Short exercise =>
Return every record below exactly as written, but leave out the pictures.

━━ Given records

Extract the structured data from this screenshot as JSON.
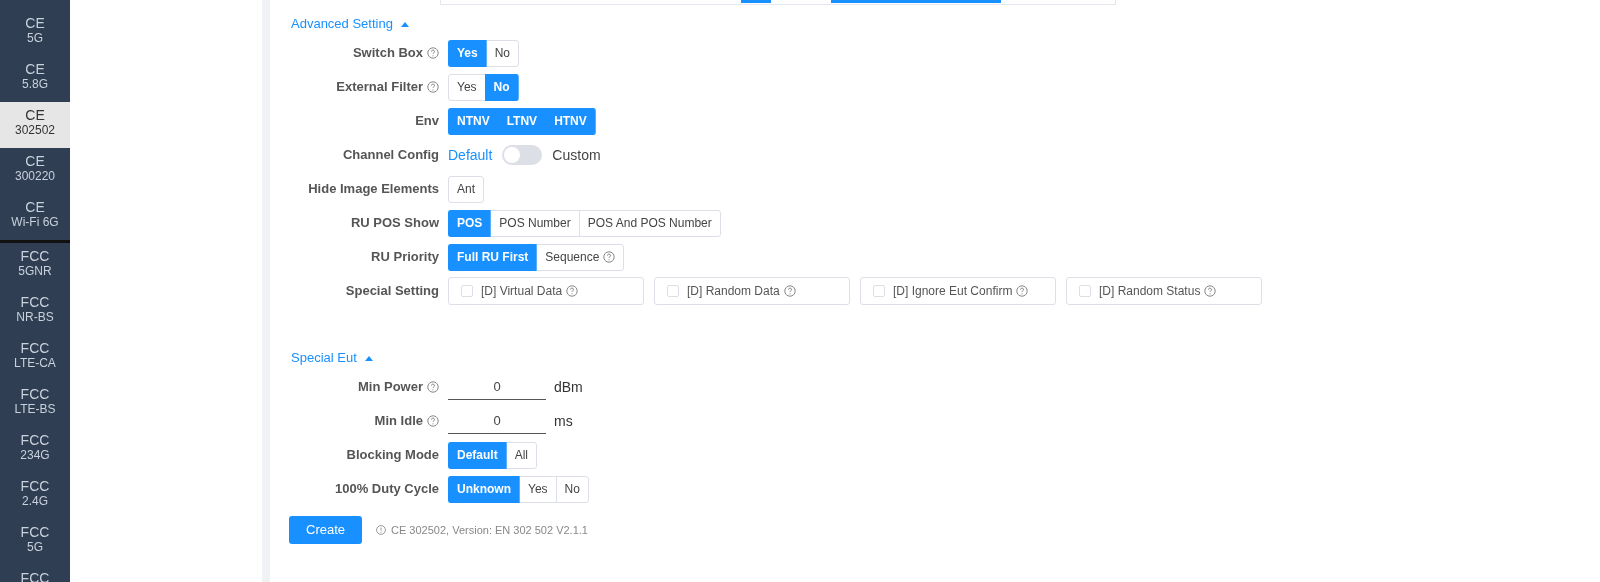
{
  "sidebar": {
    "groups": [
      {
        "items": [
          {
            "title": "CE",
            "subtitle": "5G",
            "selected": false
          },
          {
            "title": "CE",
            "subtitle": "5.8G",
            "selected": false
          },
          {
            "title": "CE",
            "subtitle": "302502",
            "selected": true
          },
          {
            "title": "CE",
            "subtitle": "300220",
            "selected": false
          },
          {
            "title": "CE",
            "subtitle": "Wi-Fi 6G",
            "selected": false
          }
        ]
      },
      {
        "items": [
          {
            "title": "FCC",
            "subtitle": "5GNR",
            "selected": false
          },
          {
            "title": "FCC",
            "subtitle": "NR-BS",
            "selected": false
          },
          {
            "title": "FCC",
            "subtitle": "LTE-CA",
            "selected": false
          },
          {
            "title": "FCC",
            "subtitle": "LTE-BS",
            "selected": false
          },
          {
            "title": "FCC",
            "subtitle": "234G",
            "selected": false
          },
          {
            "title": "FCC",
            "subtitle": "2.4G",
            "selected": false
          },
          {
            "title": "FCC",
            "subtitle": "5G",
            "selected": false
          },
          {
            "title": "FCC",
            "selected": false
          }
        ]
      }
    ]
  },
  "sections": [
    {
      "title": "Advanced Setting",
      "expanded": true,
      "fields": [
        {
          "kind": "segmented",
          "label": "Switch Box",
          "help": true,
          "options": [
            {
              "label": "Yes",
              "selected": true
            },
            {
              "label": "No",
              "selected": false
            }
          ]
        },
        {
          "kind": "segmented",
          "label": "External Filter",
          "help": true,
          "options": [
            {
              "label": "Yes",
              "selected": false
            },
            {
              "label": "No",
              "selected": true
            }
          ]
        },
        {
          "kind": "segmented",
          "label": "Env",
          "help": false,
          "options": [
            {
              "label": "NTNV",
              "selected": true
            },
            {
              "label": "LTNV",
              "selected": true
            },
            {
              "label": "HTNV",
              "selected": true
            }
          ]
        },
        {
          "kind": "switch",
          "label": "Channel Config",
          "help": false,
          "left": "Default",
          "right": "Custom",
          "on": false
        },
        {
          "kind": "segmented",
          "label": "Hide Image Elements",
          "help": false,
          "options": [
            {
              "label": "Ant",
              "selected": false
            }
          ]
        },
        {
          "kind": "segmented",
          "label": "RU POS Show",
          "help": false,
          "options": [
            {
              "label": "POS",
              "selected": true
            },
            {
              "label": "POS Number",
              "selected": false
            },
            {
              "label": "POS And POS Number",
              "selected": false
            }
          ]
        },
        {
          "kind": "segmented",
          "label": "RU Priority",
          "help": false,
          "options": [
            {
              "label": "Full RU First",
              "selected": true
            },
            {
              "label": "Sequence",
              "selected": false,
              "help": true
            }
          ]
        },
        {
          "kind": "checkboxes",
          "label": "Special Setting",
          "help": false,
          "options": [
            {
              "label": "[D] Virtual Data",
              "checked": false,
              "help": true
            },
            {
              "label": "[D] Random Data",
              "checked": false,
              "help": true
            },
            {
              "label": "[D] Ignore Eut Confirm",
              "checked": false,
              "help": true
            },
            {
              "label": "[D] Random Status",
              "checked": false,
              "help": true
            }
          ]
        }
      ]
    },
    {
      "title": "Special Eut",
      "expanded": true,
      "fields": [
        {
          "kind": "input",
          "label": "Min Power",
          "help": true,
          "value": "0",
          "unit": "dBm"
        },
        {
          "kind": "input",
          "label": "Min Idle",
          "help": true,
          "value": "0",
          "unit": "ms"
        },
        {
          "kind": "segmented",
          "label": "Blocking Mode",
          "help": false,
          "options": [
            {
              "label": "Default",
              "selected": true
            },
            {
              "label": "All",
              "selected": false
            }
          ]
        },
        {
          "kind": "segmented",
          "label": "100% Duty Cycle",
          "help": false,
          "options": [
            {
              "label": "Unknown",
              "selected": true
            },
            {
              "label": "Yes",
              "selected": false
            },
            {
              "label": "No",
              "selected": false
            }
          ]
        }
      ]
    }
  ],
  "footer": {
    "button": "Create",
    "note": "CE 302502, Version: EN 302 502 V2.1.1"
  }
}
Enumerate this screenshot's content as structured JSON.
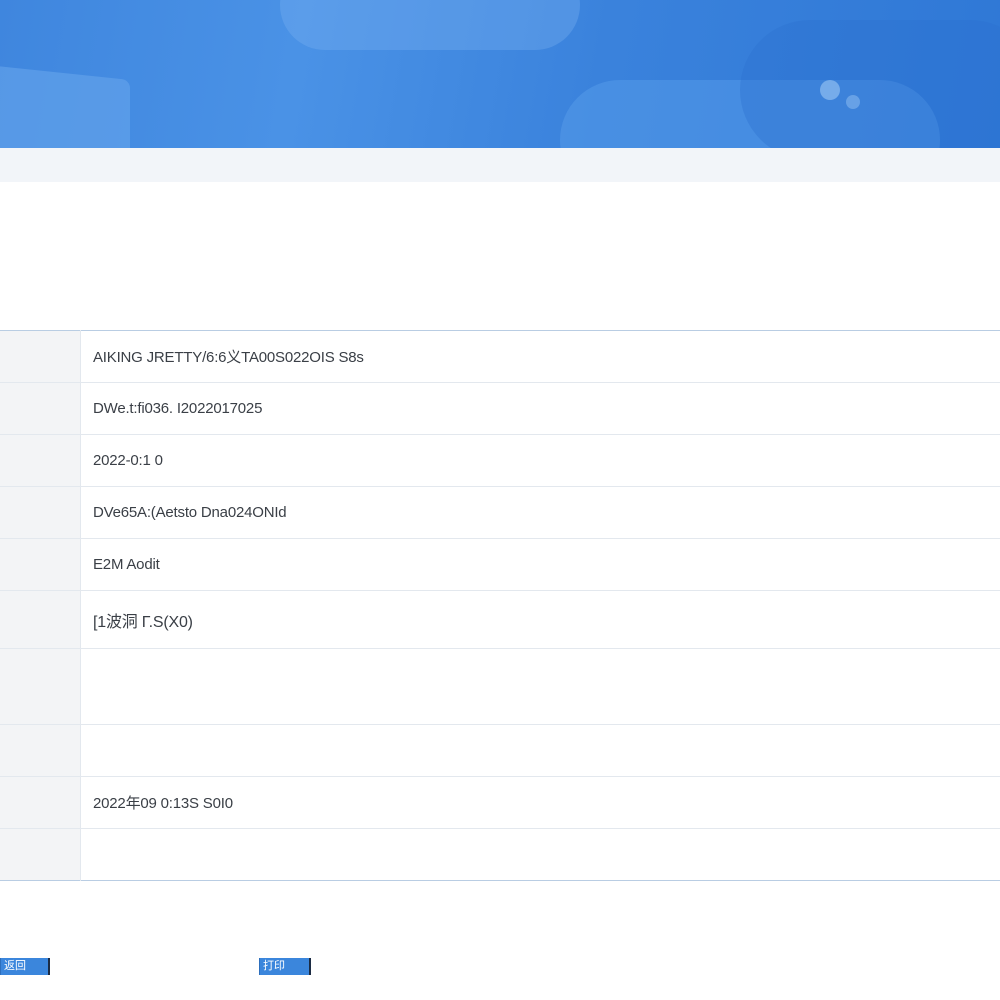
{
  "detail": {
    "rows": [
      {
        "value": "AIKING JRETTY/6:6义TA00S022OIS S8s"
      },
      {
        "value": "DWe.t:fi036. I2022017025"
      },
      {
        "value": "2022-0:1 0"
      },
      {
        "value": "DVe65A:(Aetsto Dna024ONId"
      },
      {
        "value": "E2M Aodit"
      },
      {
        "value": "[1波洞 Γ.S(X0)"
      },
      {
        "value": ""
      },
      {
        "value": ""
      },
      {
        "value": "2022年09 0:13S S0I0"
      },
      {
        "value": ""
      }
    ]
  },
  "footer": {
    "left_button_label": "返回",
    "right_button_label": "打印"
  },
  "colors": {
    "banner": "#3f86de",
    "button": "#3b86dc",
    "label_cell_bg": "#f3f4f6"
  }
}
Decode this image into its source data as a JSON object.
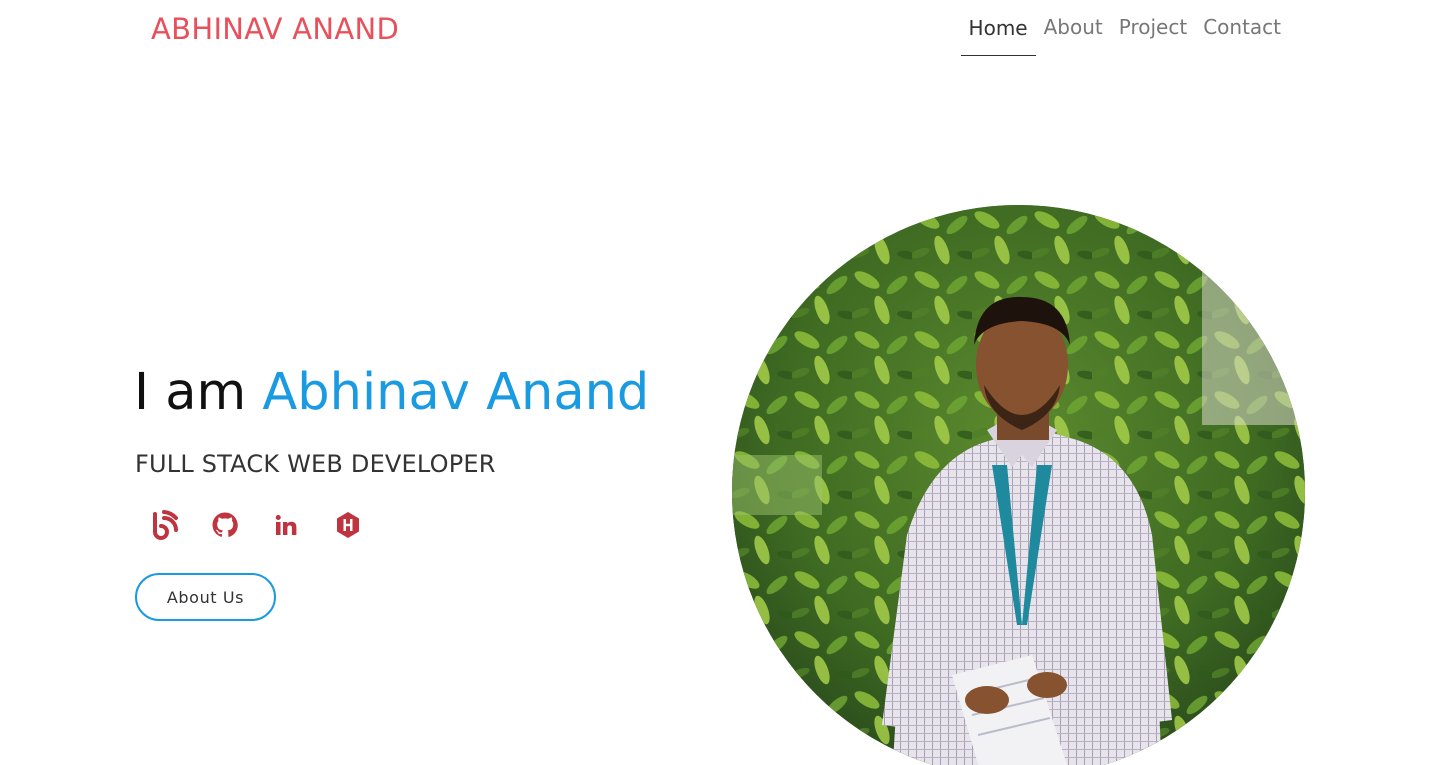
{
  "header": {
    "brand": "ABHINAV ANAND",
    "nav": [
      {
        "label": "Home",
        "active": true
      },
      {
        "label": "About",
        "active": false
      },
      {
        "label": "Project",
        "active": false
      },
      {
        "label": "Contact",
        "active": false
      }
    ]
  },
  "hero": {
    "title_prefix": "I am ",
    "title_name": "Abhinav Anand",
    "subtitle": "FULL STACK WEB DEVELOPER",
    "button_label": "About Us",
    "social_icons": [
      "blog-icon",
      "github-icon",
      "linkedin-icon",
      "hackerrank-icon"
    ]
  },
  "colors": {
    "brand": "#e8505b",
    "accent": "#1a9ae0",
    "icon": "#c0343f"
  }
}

━━━━

Solution for this exercise =>
Extract the structured data from this screenshot as JSON.
{
  "sidebar": {
    "groups": [
      {
        "items": [
          {
            "title": "CE",
            "subtitle": "5G",
            "selected": false
          },
          {
            "title": "CE",
            "subtitle": "5.8G",
            "selected": false
          },
          {
            "title": "CE",
            "subtitle": "302502",
            "selected": true
          },
          {
            "title": "CE",
            "subtitle": "300220",
            "selected": false
          },
          {
            "title": "CE",
            "subtitle": "Wi-Fi 6G",
            "selected": false
          }
        ]
      },
      {
        "items": [
          {
            "title": "FCC",
            "subtitle": "5GNR",
            "selected": false
          },
          {
            "title": "FCC",
            "subtitle": "NR-BS",
            "selected": false
          },
          {
            "title": "FCC",
            "subtitle": "LTE-CA",
            "selected": false
          },
          {
            "title": "FCC",
            "subtitle": "LTE-BS",
            "selected": false
          },
          {
            "title": "FCC",
            "subtitle": "234G",
            "selected": false
          },
          {
            "title": "FCC",
            "subtitle": "2.4G",
            "selected": false
          },
          {
            "title": "FCC",
            "subtitle": "5G",
            "selected": false
          },
          {
            "title": "FCC",
            "selected": false
          }
        ]
      }
    ]
  },
  "sections": [
    {
      "title": "Advanced Setting",
      "expanded": true,
      "fields": [
        {
          "kind": "segmented",
          "label": "Switch Box",
          "help": true,
          "options": [
            {
              "label": "Yes",
              "selected": true
            },
            {
              "label": "No",
              "selected": false
            }
          ]
        },
        {
          "kind": "segmented",
          "label": "External Filter",
          "help": true,
          "options": [
            {
              "label": "Yes",
              "selected": false
            },
            {
              "label": "No",
              "selected": true
            }
          ]
        },
        {
          "kind": "segmented",
          "label": "Env",
          "help": false,
          "options": [
            {
              "label": "NTNV",
              "selected": true
            },
            {
              "label": "LTNV",
              "selected": true
            },
            {
              "label": "HTNV",
              "selected": true
            }
          ]
        },
        {
          "kind": "switch",
          "label": "Channel Config",
          "help": false,
          "left": "Default",
          "right": "Custom",
          "on": false
        },
        {
          "kind": "segmented",
          "label": "Hide Image Elements",
          "help": false,
          "options": [
            {
              "label": "Ant",
              "selected": false
            }
          ]
        },
        {
          "kind": "segmented",
          "label": "RU POS Show",
          "help": false,
          "options": [
            {
              "label": "POS",
              "selected": true
            },
            {
              "label": "POS Number",
              "selected": false
            },
            {
              "label": "POS And POS Number",
              "selected": false
            }
          ]
        },
        {
          "kind": "segmented",
          "label": "RU Priority",
          "help": false,
          "options": [
            {
              "label": "Full RU First",
              "selected": true
            },
            {
              "label": "Sequence",
              "selected": false,
              "help": true
            }
          ]
        },
        {
          "kind": "checkboxes",
          "label": "Special Setting",
          "help": false,
          "options": [
            {
              "label": "[D] Virtual Data",
              "checked": false,
              "help": true
            },
            {
              "label": "[D] Random Data",
              "checked": false,
              "help": true
            },
            {
              "label": "[D] Ignore Eut Confirm",
              "checked": false,
              "help": true
            },
            {
              "label": "[D] Random Status",
              "checked": false,
              "help": true
            }
          ]
        }
      ]
    },
    {
      "title": "Special Eut",
      "expanded": true,
      "fields": [
        {
          "kind": "input",
          "label": "Min Power",
          "help": true,
          "value": "0",
          "unit": "dBm"
        },
        {
          "kind": "input",
          "label": "Min Idle",
          "help": true,
          "value": "0",
          "unit": "ms"
        },
        {
          "kind": "segmented",
          "label": "Blocking Mode",
          "help": false,
          "options": [
            {
              "label": "Default",
              "selected": true
            },
            {
              "label": "All",
              "selected": false
            }
          ]
        },
        {
          "kind": "segmented",
          "label": "100% Duty Cycle",
          "help": false,
          "options": [
            {
              "label": "Unknown",
              "selected": true
            },
            {
              "label": "Yes",
              "selected": false
            },
            {
              "label": "No",
              "selected": false
            }
          ]
        }
      ]
    }
  ],
  "footer": {
    "button": "Create",
    "note": "CE 302502, Version: EN 302 502 V2.1.1"
  }
}
Enumerate this screenshot's content as structured JSON.
{
  "detail": {
    "rows": [
      {
        "value": "AIKING JRETTY/6:6义TA00S022OIS S8s"
      },
      {
        "value": "DWe.t:fi036. I2022017025"
      },
      {
        "value": "2022-0:1 0"
      },
      {
        "value": "DVe65A:(Aetsto Dna024ONId"
      },
      {
        "value": "E2M Aodit"
      },
      {
        "value": "[1波洞 Γ.S(X0)"
      },
      {
        "value": ""
      },
      {
        "value": ""
      },
      {
        "value": "2022年09 0:13S S0I0"
      },
      {
        "value": ""
      }
    ]
  },
  "footer": {
    "left_button_label": "返回",
    "right_button_label": "打印"
  },
  "colors": {
    "banner": "#3f86de",
    "button": "#3b86dc",
    "label_cell_bg": "#f3f4f6"
  }
}
Decode this image into its source data as a JSON object.
{
  "header": {
    "brand": "ABHINAV ANAND",
    "nav": [
      {
        "label": "Home",
        "active": true
      },
      {
        "label": "About",
        "active": false
      },
      {
        "label": "Project",
        "active": false
      },
      {
        "label": "Contact",
        "active": false
      }
    ]
  },
  "hero": {
    "title_prefix": "I am ",
    "title_name": "Abhinav Anand",
    "subtitle": "FULL STACK WEB DEVELOPER",
    "button_label": "About Us",
    "social_icons": [
      "blog-icon",
      "github-icon",
      "linkedin-icon",
      "hackerrank-icon"
    ]
  },
  "colors": {
    "brand": "#e8505b",
    "accent": "#1a9ae0",
    "icon": "#c0343f"
  }
}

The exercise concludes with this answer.